▸ Task instructions
Extract all of the data and reproduce it precisely.

▸ Extracted entries

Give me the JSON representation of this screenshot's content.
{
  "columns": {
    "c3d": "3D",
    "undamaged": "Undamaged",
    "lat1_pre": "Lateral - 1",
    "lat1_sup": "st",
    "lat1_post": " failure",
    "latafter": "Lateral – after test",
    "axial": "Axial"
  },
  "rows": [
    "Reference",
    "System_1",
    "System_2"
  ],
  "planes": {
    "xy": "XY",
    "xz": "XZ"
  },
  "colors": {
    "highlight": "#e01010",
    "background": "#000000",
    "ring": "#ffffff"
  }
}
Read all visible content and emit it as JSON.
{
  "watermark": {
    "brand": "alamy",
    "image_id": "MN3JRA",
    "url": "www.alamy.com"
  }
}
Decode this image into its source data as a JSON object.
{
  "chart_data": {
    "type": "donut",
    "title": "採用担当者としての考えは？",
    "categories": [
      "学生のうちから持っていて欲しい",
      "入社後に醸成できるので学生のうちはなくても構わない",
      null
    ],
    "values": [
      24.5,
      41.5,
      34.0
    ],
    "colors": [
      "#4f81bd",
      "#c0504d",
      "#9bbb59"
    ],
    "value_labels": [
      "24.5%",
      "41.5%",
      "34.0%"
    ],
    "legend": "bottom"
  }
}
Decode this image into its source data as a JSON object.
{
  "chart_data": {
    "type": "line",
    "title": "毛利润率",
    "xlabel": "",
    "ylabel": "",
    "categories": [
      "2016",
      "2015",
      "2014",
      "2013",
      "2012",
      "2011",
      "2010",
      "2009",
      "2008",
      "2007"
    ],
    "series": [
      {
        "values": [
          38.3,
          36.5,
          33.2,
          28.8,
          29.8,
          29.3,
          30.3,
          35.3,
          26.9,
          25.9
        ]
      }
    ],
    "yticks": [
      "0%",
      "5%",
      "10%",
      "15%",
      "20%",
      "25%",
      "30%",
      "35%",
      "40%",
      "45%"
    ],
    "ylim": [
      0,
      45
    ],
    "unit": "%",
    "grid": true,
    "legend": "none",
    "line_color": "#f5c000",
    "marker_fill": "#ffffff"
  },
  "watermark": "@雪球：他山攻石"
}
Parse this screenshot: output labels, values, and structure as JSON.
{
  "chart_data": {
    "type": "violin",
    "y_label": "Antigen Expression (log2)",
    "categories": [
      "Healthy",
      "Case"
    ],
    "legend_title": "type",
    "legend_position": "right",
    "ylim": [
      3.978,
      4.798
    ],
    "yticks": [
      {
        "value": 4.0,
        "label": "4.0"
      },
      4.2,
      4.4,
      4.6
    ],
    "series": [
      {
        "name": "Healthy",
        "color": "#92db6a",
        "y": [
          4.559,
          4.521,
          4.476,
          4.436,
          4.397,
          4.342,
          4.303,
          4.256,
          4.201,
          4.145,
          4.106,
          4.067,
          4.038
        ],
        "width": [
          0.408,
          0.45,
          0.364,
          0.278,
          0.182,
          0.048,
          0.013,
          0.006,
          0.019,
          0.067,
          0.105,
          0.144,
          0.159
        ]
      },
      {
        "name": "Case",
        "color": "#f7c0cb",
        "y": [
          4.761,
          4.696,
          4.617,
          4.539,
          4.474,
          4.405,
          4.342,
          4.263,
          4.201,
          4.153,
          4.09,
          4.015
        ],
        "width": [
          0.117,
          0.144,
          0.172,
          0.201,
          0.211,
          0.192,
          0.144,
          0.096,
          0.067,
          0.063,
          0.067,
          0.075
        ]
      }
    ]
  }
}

▸ Full solution
Give me the JSON representation of this screenshot's content.
{
  "columns": {
    "c3d": "3D",
    "undamaged": "Undamaged",
    "lat1_pre": "Lateral - 1",
    "lat1_sup": "st",
    "lat1_post": " failure",
    "latafter": "Lateral – after test",
    "axial": "Axial"
  },
  "rows": [
    "Reference",
    "System_1",
    "System_2"
  ],
  "planes": {
    "xy": "XY",
    "xz": "XZ"
  },
  "colors": {
    "highlight": "#e01010",
    "background": "#000000",
    "ring": "#ffffff"
  }
}
Read all visible content and emit it as JSON.
{
  "watermark": {
    "brand": "alamy",
    "image_id": "MN3JRA",
    "url": "www.alamy.com"
  }
}
Decode this image into its source data as a JSON object.
{
  "chart_data": {
    "type": "donut",
    "title": "採用担当者としての考えは？",
    "categories": [
      "学生のうちから持っていて欲しい",
      "入社後に醸成できるので学生のうちはなくても構わない",
      null
    ],
    "values": [
      24.5,
      41.5,
      34.0
    ],
    "colors": [
      "#4f81bd",
      "#c0504d",
      "#9bbb59"
    ],
    "value_labels": [
      "24.5%",
      "41.5%",
      "34.0%"
    ],
    "legend": "bottom"
  }
}
Decode this image into its source data as a JSON object.
{
  "chart_data": {
    "type": "line",
    "title": "毛利润率",
    "xlabel": "",
    "ylabel": "",
    "categories": [
      "2016",
      "2015",
      "2014",
      "2013",
      "2012",
      "2011",
      "2010",
      "2009",
      "2008",
      "2007"
    ],
    "series": [
      {
        "values": [
          38.3,
          36.5,
          33.2,
          28.8,
          29.8,
          29.3,
          30.3,
          35.3,
          26.9,
          25.9
        ]
      }
    ],
    "yticks": [
      "0%",
      "5%",
      "10%",
      "15%",
      "20%",
      "25%",
      "30%",
      "35%",
      "40%",
      "45%"
    ],
    "ylim": [
      0,
      45
    ],
    "unit": "%",
    "grid": true,
    "legend": "none",
    "line_color": "#f5c000",
    "marker_fill": "#ffffff"
  },
  "watermark": "@雪球：他山攻石"
}
Parse this screenshot: output labels, values, and structure as JSON.
{
  "chart_data": {
    "type": "violin",
    "y_label": "Antigen Expression (log2)",
    "categories": [
      "Healthy",
      "Case"
    ],
    "legend_title": "type",
    "legend_position": "right",
    "ylim": [
      3.978,
      4.798
    ],
    "yticks": [
      {
        "value": 4.0,
        "label": "4.0"
      },
      4.2,
      4.4,
      4.6
    ],
    "series": [
      {
        "name": "Healthy",
        "color": "#92db6a",
        "y": [
          4.559,
          4.521,
          4.476,
          4.436,
          4.397,
          4.342,
          4.303,
          4.256,
          4.201,
          4.145,
          4.106,
          4.067,
          4.038
        ],
        "width": [
          0.408,
          0.45,
          0.364,
          0.278,
          0.182,
          0.048,
          0.013,
          0.006,
          0.019,
          0.067,
          0.105,
          0.144,
          0.159
        ]
      },
      {
        "name": "Case",
        "color": "#f7c0cb",
        "y": [
          4.761,
          4.696,
          4.617,
          4.539,
          4.474,
          4.405,
          4.342,
          4.263,
          4.201,
          4.153,
          4.09,
          4.015
        ],
        "width": [
          0.117,
          0.144,
          0.172,
          0.201,
          0.211,
          0.192,
          0.144,
          0.096,
          0.067,
          0.063,
          0.067,
          0.075
        ]
      }
    ]
  }
}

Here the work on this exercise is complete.